----- Exercise input -----

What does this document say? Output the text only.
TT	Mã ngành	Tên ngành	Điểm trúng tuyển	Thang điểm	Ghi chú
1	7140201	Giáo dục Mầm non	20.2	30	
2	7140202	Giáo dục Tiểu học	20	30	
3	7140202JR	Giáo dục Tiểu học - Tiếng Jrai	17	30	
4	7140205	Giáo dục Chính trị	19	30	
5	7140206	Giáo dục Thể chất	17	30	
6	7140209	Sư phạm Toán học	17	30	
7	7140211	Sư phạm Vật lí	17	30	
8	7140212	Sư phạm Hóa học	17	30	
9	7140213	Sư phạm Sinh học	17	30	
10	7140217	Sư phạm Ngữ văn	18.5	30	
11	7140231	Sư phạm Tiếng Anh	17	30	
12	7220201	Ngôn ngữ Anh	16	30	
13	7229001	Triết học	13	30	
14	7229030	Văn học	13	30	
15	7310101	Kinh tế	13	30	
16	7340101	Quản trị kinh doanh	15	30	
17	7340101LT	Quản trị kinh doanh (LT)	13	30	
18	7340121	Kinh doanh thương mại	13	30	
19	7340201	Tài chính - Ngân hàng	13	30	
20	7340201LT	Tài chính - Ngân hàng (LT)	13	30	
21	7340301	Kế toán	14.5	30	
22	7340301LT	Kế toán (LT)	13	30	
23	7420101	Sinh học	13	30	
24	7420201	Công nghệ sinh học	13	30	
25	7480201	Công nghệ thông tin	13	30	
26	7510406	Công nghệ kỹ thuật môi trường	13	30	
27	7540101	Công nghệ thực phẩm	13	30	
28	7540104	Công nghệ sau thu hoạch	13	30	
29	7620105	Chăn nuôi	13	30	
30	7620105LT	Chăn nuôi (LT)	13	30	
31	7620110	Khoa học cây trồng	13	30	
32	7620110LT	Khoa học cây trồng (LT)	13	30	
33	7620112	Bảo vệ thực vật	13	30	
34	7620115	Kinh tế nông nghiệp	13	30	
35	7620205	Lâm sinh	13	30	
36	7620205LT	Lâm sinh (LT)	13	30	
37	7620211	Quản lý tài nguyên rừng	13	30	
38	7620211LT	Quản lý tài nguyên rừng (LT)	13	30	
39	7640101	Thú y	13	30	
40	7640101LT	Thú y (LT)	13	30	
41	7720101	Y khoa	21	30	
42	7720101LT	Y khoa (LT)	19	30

-----

** Your objective **
Count every line above that holds the string "Quản" and give the total, nothing more.

** Correct output **
4